**Dataset records**

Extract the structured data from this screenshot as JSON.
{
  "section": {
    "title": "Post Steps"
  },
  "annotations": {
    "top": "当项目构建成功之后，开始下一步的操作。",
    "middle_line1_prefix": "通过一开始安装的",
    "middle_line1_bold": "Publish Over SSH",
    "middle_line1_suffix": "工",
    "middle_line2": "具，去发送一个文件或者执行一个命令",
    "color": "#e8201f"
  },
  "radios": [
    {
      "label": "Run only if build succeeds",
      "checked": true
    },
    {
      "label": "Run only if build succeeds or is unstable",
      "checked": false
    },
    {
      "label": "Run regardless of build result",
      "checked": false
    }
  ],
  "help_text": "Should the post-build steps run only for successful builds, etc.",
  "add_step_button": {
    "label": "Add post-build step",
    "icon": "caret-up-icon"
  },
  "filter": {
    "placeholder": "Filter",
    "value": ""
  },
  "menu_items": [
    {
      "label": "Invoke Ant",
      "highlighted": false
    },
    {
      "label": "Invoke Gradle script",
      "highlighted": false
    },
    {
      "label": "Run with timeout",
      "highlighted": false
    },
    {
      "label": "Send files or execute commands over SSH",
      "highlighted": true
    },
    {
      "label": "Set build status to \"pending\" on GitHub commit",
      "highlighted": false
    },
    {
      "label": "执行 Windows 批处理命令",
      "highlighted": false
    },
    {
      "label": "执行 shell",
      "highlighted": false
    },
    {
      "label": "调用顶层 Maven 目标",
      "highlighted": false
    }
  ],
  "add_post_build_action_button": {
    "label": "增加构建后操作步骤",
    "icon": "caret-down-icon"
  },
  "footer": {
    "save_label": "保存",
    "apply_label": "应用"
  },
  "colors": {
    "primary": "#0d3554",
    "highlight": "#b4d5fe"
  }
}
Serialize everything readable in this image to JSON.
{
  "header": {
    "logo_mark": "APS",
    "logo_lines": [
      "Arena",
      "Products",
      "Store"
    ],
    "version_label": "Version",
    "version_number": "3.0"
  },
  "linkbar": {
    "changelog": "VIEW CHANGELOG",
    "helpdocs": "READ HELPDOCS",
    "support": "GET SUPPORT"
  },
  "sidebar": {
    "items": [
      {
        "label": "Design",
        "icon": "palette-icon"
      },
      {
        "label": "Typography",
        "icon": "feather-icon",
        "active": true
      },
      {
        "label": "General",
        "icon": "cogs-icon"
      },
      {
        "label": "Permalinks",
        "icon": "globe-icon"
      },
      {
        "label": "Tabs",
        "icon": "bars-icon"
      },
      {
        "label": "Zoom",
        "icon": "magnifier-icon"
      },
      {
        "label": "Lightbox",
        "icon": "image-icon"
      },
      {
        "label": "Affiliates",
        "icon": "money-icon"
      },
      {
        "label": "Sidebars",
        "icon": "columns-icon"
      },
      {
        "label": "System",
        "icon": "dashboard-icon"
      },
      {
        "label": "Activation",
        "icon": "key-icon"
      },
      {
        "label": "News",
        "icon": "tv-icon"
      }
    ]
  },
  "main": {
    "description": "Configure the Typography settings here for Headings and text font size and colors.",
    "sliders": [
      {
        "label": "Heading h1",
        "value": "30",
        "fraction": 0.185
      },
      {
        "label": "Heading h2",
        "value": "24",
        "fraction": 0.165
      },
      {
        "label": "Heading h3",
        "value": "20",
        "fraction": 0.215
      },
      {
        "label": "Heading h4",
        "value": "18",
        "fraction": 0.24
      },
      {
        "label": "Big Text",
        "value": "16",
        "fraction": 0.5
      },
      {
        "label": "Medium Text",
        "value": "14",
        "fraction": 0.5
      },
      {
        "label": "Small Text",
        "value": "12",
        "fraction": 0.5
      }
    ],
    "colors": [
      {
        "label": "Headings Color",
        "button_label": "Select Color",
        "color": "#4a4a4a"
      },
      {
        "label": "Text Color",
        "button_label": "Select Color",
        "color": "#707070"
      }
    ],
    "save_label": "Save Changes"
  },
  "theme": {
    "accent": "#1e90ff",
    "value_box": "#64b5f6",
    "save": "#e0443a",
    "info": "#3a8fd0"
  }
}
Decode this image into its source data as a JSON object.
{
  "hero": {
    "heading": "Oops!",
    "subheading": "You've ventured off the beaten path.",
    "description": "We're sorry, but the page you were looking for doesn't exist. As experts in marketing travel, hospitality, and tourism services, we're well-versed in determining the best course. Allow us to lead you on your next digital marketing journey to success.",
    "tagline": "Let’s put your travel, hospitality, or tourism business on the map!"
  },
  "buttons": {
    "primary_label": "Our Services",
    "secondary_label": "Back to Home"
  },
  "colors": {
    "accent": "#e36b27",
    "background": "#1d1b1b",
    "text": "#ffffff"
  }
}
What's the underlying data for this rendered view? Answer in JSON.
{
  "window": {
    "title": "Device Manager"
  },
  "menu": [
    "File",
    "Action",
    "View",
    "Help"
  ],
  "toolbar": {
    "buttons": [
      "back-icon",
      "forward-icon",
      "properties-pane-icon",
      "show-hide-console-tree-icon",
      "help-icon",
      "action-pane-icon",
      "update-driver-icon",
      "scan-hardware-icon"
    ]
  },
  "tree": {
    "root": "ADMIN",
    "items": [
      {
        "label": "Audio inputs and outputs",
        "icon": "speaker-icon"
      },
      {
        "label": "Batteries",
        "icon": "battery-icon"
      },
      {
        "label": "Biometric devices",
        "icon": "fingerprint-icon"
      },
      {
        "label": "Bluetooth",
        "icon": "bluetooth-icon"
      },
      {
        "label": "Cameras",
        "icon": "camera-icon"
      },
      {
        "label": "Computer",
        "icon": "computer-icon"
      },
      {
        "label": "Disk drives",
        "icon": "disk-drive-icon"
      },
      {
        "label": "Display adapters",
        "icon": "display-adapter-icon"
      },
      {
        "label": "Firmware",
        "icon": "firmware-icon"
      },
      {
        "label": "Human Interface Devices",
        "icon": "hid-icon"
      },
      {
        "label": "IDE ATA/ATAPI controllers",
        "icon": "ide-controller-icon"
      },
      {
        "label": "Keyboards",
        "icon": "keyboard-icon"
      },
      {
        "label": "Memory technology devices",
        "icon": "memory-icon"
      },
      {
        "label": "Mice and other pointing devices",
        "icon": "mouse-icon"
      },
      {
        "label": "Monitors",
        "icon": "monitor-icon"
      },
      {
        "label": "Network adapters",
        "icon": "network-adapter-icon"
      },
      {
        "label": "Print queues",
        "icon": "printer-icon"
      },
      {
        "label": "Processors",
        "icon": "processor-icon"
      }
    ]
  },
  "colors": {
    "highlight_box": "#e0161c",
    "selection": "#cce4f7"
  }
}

**What needs to be done**
State how many lines hold the word "true". The number is the whole answer.

**Output of the exercise**
3